→ **What is expected**
Rewrite only the records from the first line through the line containing "ellipsis-icon: ⋯ (279, 98, 286, 115)", inclusive, changing every "interactable" to "clickable" and keeping everything else the same.

━━━━━━━━━━━━━━━━━━━━

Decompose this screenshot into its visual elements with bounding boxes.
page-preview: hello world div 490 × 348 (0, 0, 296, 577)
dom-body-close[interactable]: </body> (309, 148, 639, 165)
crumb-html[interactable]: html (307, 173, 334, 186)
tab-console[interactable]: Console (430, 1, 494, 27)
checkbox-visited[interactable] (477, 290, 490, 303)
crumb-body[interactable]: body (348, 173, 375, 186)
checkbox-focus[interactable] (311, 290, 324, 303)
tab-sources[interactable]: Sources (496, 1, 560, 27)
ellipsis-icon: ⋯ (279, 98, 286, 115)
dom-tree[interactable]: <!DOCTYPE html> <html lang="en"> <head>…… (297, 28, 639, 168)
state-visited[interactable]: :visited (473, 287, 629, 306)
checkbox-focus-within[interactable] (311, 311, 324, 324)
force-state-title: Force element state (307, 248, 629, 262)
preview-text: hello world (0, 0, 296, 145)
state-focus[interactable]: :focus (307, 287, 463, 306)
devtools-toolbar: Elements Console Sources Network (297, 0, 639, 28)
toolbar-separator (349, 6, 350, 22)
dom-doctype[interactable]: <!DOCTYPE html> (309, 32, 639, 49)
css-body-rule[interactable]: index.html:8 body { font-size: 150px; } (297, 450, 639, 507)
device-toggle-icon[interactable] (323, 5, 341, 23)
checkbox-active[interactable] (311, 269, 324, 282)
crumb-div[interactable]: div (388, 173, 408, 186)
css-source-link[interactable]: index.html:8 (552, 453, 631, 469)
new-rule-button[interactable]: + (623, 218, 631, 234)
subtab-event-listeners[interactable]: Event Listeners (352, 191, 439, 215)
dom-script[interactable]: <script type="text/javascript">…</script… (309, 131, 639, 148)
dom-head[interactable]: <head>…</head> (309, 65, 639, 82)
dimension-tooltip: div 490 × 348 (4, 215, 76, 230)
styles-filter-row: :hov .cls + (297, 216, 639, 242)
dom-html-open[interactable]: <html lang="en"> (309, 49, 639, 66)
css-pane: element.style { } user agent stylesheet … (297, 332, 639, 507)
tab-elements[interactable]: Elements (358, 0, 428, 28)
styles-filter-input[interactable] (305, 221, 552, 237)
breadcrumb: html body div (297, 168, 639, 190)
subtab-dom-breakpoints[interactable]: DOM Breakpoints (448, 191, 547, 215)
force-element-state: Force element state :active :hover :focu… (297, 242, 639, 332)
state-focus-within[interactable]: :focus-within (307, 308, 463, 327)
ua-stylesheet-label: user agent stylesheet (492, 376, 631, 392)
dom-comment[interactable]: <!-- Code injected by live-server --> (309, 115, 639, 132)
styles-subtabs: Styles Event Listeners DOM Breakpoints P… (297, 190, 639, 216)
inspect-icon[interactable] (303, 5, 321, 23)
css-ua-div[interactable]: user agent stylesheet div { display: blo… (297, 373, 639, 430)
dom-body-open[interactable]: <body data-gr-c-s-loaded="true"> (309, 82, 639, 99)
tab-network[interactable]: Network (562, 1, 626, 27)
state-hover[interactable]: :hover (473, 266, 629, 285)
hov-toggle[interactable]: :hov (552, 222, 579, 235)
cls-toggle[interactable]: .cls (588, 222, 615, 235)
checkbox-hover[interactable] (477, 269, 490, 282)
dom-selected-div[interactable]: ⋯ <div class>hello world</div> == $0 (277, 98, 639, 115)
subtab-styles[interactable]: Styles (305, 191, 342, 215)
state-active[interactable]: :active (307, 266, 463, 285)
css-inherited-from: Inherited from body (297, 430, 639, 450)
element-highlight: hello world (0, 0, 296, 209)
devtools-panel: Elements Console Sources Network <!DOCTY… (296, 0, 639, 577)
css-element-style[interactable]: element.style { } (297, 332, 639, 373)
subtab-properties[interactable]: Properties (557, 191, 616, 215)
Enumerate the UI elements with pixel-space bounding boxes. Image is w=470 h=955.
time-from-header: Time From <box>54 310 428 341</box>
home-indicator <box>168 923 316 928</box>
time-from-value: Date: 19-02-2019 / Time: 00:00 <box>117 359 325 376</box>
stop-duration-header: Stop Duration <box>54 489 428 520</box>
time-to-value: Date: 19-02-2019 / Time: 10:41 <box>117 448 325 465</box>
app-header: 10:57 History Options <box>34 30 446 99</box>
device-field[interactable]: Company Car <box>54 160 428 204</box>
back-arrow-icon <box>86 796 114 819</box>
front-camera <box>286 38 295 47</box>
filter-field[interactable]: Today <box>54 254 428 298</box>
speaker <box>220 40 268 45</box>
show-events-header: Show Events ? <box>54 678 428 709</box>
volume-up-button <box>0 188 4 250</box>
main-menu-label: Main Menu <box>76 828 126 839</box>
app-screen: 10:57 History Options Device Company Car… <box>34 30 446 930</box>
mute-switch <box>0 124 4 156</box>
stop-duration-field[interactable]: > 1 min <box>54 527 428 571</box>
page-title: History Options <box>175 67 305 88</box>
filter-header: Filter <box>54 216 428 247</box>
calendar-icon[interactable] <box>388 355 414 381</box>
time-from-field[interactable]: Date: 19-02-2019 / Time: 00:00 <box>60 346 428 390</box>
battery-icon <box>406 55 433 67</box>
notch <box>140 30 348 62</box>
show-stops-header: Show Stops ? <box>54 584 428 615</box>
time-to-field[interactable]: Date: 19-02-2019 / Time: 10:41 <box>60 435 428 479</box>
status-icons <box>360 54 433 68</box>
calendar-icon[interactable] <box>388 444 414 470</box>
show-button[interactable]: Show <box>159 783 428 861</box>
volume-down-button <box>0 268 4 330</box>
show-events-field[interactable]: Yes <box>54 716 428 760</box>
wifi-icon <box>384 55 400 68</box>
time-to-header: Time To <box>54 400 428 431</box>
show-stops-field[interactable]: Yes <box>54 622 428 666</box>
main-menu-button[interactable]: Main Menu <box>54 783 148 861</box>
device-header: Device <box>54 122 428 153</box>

━━━━━━━━━━━━━━━━━━━━

→ **Output below**
Decompose this screenshot into its visual elements with bounding boxes.
page-preview: hello world div 490 × 348 (0, 0, 296, 577)
dom-body-close[clickable]: </body> (309, 148, 639, 165)
crumb-html[clickable]: html (307, 173, 334, 186)
tab-console[clickable]: Console (430, 1, 494, 27)
checkbox-visited[clickable] (477, 290, 490, 303)
crumb-body[clickable]: body (348, 173, 375, 186)
checkbox-focus[clickable] (311, 290, 324, 303)
tab-sources[clickable]: Sources (496, 1, 560, 27)
ellipsis-icon: ⋯ (279, 98, 286, 115)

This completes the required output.